▸ **DIRECTION**
Transcribe each line of the listing below verbatim.

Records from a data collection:
□ □ □ □ □
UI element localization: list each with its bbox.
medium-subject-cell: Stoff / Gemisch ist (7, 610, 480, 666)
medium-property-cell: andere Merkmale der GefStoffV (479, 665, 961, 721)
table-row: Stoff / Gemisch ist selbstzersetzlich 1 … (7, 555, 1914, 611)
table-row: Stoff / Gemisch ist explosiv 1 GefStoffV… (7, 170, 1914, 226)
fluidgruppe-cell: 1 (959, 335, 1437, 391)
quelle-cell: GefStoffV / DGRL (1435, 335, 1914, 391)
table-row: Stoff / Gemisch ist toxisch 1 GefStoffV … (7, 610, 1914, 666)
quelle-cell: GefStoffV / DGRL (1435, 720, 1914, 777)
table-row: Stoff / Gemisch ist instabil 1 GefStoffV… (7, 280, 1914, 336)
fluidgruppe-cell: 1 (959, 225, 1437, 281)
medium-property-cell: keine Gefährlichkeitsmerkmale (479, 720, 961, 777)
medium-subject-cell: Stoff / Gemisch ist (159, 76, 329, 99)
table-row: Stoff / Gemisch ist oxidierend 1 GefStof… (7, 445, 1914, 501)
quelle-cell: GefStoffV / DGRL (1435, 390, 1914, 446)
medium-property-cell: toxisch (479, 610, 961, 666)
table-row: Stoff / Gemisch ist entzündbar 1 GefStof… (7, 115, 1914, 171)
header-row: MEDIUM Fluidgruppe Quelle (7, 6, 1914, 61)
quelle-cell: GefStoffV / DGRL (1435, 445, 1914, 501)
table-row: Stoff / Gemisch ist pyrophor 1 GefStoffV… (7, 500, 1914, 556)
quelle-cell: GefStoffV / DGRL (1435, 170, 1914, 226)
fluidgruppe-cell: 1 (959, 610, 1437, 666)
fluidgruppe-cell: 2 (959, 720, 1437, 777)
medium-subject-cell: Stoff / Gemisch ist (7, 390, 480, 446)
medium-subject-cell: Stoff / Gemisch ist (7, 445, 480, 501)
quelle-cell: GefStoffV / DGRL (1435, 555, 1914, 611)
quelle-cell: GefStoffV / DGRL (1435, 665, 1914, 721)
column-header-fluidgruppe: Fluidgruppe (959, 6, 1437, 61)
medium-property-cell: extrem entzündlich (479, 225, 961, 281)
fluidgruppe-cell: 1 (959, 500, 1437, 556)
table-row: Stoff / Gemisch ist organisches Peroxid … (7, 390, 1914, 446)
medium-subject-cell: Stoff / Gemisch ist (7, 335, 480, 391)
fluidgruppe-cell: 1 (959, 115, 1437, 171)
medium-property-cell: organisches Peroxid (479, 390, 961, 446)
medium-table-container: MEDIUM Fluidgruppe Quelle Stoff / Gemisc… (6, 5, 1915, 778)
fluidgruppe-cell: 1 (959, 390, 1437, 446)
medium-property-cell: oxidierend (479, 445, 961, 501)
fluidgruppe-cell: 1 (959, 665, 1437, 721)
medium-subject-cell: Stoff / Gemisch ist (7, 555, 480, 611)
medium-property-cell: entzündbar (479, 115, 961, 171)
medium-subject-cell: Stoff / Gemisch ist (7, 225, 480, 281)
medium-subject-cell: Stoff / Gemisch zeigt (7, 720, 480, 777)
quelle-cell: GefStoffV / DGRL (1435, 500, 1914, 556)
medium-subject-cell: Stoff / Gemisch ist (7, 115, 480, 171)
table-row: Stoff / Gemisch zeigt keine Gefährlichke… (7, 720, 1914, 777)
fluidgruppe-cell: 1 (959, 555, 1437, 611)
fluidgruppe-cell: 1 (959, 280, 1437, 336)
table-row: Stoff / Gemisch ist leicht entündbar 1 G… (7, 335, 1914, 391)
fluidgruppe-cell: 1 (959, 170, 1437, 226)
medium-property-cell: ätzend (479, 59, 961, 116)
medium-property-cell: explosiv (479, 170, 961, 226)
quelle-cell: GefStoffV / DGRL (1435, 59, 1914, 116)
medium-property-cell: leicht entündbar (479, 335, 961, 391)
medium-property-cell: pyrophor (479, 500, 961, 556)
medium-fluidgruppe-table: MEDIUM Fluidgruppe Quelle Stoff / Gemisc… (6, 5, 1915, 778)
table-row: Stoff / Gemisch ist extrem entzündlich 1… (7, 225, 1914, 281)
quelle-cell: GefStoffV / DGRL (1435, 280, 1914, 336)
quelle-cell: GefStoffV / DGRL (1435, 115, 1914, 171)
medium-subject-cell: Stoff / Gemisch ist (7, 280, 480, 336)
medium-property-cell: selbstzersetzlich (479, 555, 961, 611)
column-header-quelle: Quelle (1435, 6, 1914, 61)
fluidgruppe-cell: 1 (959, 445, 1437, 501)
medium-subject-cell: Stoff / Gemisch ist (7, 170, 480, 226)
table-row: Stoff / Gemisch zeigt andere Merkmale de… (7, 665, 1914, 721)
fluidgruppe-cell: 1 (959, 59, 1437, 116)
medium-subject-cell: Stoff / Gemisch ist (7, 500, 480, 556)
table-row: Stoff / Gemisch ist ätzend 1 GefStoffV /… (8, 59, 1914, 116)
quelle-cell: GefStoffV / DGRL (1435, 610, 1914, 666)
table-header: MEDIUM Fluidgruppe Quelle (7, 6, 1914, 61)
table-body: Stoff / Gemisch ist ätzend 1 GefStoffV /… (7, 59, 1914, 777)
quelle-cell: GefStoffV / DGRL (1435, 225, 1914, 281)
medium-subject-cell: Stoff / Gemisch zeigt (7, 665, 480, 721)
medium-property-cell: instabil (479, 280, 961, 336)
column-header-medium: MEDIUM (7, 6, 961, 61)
□ □ □ □ □
▸ **WRITTEN RESPONSE**
UI element localization: list each with its bbox.
medium-subject-cell: Stoff / Gemisch ist (7, 610, 480, 666)
medium-property-cell: andere Merkmale der GefStoffV (479, 665, 961, 721)
table-row: Stoff / Gemisch ist selbstzersetzlich 1 … (7, 555, 1914, 611)
table-row: Stoff / Gemisch ist explosiv 1 GefStoffV… (7, 170, 1914, 226)
fluidgruppe-cell: 1 (959, 335, 1437, 391)
quelle-cell: GefStoffV / DGRL (1435, 335, 1914, 391)
table-row: Stoff / Gemisch ist toxisch 1 GefStoffV … (7, 610, 1914, 666)
quelle-cell: GefStoffV / DGRL (1435, 720, 1914, 777)
table-row: Stoff / Gemisch ist instabil 1 GefStoffV… (7, 280, 1914, 336)
fluidgruppe-cell: 1 (959, 225, 1437, 281)
medium-property-cell: keine Gefährlichkeitsmerkmale (479, 720, 961, 777)
medium-subject-cell: Stoff / Gemisch ist (159, 76, 329, 99)
table-row: Stoff / Gemisch ist oxidierend 1 GefStof… (7, 445, 1914, 501)
quelle-cell: GefStoffV / DGRL (1435, 390, 1914, 446)
medium-property-cell: toxisch (479, 610, 961, 666)
table-row: Stoff / Gemisch ist entzündbar 1 GefStof… (7, 115, 1914, 171)
header-row: MEDIUM Fluidgruppe Quelle (7, 6, 1914, 61)
quelle-cell: GefStoffV / DGRL (1435, 445, 1914, 501)
table-row: Stoff / Gemisch ist pyrophor 1 GefStoffV… (7, 500, 1914, 556)
quelle-cell: GefStoffV / DGRL (1435, 170, 1914, 226)
fluidgruppe-cell: 1 (959, 610, 1437, 666)
fluidgruppe-cell: 2 (959, 720, 1437, 777)
medium-subject-cell: Stoff / Gemisch ist (7, 390, 480, 446)
medium-subject-cell: Stoff / Gemisch ist (7, 445, 480, 501)
quelle-cell: GefStoffV / DGRL (1435, 555, 1914, 611)
quelle-cell: GefStoffV / DGRL (1435, 665, 1914, 721)
column-header-fluidgruppe: Fluidgruppe (959, 6, 1437, 61)
medium-property-cell: extrem entzündlich (479, 225, 961, 281)
fluidgruppe-cell: 1 (959, 500, 1437, 556)
table-row: Stoff / Gemisch ist organisches Peroxid … (7, 390, 1914, 446)
medium-subject-cell: Stoff / Gemisch ist (7, 335, 480, 391)
fluidgruppe-cell: 1 (959, 115, 1437, 171)
medium-property-cell: organisches Peroxid (479, 390, 961, 446)
medium-table-container: MEDIUM Fluidgruppe Quelle Stoff / Gemisc… (6, 5, 1915, 778)
fluidgruppe-cell: 1 (959, 390, 1437, 446)
medium-property-cell: oxidierend (479, 445, 961, 501)
fluidgruppe-cell: 1 (959, 665, 1437, 721)
medium-subject-cell: Stoff / Gemisch ist (7, 555, 480, 611)
medium-property-cell: entzündbar (479, 115, 961, 171)
medium-subject-cell: Stoff / Gemisch ist (7, 225, 480, 281)
medium-subject-cell: Stoff / Gemisch zeigt (7, 720, 480, 777)
quelle-cell: GefStoffV / DGRL (1435, 500, 1914, 556)
medium-subject-cell: Stoff / Gemisch ist (7, 115, 480, 171)
table-row: Stoff / Gemisch zeigt keine Gefährlichke… (7, 720, 1914, 777)
fluidgruppe-cell: 1 (959, 555, 1437, 611)
fluidgruppe-cell: 1 (959, 280, 1437, 336)
table-row: Stoff / Gemisch ist leicht entündbar 1 G… (7, 335, 1914, 391)
fluidgruppe-cell: 1 (959, 170, 1437, 226)
medium-property-cell: ätzend (479, 59, 961, 116)
medium-property-cell: explosiv (479, 170, 961, 226)
quelle-cell: GefStoffV / DGRL (1435, 59, 1914, 116)
medium-property-cell: leicht entündbar (479, 335, 961, 391)
medium-property-cell: pyrophor (479, 500, 961, 556)
medium-fluidgruppe-table: MEDIUM Fluidgruppe Quelle Stoff / Gemisc… (6, 5, 1915, 778)
table-row: Stoff / Gemisch ist extrem entzündlich 1… (7, 225, 1914, 281)
quelle-cell: GefStoffV / DGRL (1435, 280, 1914, 336)
quelle-cell: GefStoffV / DGRL (1435, 115, 1914, 171)
medium-subject-cell: Stoff / Gemisch ist (7, 280, 480, 336)
medium-property-cell: selbstzersetzlich (479, 555, 961, 611)
column-header-quelle: Quelle (1435, 6, 1914, 61)
fluidgruppe-cell: 1 (959, 445, 1437, 501)
medium-subject-cell: Stoff / Gemisch ist (7, 170, 480, 226)
table-row: Stoff / Gemisch zeigt andere Merkmale de… (7, 665, 1914, 721)
fluidgruppe-cell: 1 (959, 59, 1437, 116)
medium-subject-cell: Stoff / Gemisch ist (7, 500, 480, 556)
table-row: Stoff / Gemisch ist ätzend 1 GefStoffV /… (8, 59, 1914, 116)
quelle-cell: GefStoffV / DGRL (1435, 610, 1914, 666)
table-header: MEDIUM Fluidgruppe Quelle (7, 6, 1914, 61)
table-body: Stoff / Gemisch ist ätzend 1 GefStoffV /… (7, 59, 1914, 777)
quelle-cell: GefStoffV / DGRL (1435, 225, 1914, 281)
medium-subject-cell: Stoff / Gemisch zeigt (7, 665, 480, 721)
medium-property-cell: instabil (479, 280, 961, 336)
column-header-medium: MEDIUM (7, 6, 961, 61)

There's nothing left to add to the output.